* **What to produce**: All entries should be output exactly as they stand.

===

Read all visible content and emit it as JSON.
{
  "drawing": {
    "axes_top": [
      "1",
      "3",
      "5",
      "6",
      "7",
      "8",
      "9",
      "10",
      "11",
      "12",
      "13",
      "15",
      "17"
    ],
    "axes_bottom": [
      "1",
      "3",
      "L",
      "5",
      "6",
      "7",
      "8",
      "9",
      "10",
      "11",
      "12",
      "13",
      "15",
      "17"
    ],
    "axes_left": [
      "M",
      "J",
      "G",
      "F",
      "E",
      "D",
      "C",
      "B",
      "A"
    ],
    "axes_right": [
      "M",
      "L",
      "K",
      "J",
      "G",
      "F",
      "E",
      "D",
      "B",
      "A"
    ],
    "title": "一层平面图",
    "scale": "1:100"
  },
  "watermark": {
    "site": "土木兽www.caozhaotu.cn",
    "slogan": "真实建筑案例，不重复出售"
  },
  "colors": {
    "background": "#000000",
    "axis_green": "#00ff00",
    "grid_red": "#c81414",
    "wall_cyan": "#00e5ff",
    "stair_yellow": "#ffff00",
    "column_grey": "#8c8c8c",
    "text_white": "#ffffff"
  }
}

===

* **Written solution**:
Read all visible content and emit it as JSON.
{
  "drawing": {
    "axes_top": [
      "1",
      "3",
      "5",
      "6",
      "7",
      "8",
      "9",
      "10",
      "11",
      "12",
      "13",
      "15",
      "17"
    ],
    "axes_bottom": [
      "1",
      "3",
      "L",
      "5",
      "6",
      "7",
      "8",
      "9",
      "10",
      "11",
      "12",
      "13",
      "15",
      "17"
    ],
    "axes_left": [
      "M",
      "J",
      "G",
      "F",
      "E",
      "D",
      "C",
      "B",
      "A"
    ],
    "axes_right": [
      "M",
      "L",
      "K",
      "J",
      "G",
      "F",
      "E",
      "D",
      "B",
      "A"
    ],
    "title": "一层平面图",
    "scale": "1:100"
  },
  "watermark": {
    "site": "土木兽www.caozhaotu.cn",
    "slogan": "真实建筑案例，不重复出售"
  },
  "colors": {
    "background": "#000000",
    "axis_green": "#00ff00",
    "grid_red": "#c81414",
    "wall_cyan": "#00e5ff",
    "stair_yellow": "#ffff00",
    "column_grey": "#8c8c8c",
    "text_white": "#ffffff"
  }
}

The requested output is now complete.